▶ Given data:

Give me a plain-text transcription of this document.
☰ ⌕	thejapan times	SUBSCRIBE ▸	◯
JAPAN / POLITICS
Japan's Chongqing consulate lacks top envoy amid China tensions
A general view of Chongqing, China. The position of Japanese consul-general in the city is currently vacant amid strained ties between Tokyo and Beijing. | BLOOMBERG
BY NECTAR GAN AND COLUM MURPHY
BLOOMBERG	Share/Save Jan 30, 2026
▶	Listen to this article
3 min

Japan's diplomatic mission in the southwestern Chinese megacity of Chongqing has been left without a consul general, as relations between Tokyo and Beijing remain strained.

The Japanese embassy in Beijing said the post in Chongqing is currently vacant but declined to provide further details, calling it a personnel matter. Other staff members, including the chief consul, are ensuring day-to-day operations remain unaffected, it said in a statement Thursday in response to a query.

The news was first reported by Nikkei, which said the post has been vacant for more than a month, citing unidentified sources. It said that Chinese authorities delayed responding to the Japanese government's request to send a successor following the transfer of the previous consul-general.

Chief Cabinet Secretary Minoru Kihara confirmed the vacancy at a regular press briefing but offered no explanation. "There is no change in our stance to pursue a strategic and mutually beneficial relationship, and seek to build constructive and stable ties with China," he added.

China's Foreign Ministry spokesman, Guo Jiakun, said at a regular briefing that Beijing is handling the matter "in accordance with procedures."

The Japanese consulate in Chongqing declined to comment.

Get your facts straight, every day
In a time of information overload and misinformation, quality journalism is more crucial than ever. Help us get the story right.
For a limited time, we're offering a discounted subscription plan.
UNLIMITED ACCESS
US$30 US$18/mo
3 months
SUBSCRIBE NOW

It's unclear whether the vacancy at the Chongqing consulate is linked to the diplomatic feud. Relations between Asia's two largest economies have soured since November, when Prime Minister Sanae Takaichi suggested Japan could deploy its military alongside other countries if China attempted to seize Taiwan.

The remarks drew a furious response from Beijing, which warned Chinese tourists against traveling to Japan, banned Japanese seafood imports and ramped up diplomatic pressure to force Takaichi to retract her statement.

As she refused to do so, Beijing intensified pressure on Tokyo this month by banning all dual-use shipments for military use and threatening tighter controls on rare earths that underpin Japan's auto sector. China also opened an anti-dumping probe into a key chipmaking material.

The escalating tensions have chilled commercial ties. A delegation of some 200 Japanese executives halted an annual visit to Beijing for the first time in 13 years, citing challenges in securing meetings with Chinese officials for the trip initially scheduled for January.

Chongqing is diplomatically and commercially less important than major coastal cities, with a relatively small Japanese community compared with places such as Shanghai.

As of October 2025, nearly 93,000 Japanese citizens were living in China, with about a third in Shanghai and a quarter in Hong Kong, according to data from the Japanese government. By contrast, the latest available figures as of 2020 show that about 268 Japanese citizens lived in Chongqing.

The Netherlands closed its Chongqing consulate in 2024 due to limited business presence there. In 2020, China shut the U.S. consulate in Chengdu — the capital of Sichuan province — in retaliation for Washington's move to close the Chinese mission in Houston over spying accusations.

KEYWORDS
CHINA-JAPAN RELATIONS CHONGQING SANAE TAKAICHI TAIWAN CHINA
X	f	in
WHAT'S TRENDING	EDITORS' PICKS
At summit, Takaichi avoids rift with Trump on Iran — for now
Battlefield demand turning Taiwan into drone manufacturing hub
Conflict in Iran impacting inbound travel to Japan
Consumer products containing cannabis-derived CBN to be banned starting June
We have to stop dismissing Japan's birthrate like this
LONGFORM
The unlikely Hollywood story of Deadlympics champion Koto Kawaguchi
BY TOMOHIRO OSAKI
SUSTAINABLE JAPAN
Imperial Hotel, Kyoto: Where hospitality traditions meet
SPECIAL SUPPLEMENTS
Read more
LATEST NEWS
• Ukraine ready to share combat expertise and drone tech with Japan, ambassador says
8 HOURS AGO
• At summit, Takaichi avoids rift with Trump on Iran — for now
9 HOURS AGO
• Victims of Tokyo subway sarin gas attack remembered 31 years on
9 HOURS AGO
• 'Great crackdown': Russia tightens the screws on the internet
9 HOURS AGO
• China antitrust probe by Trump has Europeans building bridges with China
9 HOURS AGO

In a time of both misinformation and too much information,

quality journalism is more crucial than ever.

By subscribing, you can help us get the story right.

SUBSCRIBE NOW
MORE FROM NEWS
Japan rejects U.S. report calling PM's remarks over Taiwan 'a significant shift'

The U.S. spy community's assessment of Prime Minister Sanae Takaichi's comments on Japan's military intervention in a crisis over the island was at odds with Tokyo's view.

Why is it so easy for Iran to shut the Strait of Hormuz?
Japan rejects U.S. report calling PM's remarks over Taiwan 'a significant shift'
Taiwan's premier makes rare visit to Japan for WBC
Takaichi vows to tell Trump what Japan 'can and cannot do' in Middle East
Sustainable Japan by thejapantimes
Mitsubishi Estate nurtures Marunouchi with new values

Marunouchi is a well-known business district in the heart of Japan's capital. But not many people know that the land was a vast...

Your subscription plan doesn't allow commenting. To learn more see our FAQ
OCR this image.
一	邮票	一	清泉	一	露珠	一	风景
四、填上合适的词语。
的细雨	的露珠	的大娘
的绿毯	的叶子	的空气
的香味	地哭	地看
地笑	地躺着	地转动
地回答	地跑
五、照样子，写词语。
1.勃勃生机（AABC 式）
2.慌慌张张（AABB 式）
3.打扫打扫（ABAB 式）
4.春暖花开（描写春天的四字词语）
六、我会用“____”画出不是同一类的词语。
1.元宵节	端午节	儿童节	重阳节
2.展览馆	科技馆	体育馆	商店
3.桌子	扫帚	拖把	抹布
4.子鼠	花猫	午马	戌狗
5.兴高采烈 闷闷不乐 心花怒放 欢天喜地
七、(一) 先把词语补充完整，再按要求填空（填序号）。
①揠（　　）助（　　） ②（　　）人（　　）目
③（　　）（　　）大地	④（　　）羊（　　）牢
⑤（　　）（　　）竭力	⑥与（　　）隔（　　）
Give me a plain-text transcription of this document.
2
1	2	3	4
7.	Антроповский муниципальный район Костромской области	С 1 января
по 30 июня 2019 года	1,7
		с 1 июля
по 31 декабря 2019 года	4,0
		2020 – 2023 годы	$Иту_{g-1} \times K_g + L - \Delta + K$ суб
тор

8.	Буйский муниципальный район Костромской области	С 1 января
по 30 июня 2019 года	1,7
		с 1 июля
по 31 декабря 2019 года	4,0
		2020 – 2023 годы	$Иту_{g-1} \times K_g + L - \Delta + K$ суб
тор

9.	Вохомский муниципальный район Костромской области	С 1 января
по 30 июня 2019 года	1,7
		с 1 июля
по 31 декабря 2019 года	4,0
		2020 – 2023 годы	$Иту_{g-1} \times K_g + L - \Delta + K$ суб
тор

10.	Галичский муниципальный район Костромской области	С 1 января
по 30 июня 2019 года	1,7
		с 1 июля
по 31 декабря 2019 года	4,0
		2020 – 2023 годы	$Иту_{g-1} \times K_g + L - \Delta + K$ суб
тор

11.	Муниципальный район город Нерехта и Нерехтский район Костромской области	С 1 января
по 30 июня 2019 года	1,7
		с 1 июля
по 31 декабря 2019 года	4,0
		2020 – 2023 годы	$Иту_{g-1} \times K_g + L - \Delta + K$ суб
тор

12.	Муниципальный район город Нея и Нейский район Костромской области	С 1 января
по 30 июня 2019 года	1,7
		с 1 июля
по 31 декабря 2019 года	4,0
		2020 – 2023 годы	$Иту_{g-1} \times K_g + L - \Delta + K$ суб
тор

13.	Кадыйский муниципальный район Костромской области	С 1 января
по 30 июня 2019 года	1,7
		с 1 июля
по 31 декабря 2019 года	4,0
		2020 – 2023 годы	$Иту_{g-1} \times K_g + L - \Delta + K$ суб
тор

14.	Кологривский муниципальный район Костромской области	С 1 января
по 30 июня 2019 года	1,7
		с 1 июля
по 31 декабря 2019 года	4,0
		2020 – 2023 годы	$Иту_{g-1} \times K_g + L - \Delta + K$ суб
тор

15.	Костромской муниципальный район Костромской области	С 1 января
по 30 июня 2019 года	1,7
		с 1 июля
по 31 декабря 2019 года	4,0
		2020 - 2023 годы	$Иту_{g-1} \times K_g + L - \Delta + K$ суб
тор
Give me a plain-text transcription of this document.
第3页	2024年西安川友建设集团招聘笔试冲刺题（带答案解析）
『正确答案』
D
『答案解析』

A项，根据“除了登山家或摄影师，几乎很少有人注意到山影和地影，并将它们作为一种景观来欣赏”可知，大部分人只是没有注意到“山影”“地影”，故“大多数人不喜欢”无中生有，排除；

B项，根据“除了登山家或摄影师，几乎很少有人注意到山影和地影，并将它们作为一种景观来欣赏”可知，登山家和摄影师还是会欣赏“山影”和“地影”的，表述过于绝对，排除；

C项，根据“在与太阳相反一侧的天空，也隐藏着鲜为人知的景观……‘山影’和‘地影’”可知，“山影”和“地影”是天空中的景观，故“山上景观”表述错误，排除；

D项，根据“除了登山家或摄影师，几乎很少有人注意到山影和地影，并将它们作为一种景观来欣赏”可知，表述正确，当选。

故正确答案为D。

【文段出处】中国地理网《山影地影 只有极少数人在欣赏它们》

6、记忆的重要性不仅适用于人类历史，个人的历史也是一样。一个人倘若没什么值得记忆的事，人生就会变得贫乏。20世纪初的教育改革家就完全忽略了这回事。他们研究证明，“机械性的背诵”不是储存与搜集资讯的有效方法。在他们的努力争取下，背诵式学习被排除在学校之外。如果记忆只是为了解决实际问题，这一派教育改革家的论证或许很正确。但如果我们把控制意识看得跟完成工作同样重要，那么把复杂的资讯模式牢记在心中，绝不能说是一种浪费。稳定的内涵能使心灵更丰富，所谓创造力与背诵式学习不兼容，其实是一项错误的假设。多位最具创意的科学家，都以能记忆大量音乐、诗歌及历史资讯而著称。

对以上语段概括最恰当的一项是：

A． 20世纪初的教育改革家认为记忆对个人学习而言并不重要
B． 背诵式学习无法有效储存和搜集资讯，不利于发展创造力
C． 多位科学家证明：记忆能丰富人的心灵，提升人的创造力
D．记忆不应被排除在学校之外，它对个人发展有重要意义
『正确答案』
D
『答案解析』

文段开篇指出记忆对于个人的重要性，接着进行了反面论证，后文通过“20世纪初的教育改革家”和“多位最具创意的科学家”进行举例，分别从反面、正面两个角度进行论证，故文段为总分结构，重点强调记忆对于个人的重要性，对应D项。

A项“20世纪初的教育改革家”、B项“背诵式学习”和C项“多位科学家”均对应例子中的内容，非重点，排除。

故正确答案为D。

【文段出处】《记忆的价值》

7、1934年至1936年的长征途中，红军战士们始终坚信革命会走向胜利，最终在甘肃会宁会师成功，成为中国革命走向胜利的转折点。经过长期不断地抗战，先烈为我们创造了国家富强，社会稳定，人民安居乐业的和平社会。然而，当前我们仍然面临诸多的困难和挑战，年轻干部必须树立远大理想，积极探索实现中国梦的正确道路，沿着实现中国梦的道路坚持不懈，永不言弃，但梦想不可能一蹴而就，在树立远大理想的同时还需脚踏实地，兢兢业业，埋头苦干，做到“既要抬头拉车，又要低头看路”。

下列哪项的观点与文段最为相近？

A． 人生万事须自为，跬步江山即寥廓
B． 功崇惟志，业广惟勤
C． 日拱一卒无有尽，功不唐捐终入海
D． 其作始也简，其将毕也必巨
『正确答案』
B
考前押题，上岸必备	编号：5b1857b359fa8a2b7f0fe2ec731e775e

▶ Written task: Search the data for the word "this" and copy each line where it appears.

▶ Solved exercise:
Give me a plain-text transcription of this document.
▶	Listen to this article
As she refused to do so, Beijing intensified pressure on Tokyo this month by banning all dual-use shipments for military use and threatening tighter controls on rare earths that underpin Japan's auto sector. China also opened an anti-dumping probe into a key chipmaking material.
We have to stop dismissing Japan's birthrate like this
OCR this image.
Give me a plain-text transcription of this document.
Give me a plain-text transcription of this document.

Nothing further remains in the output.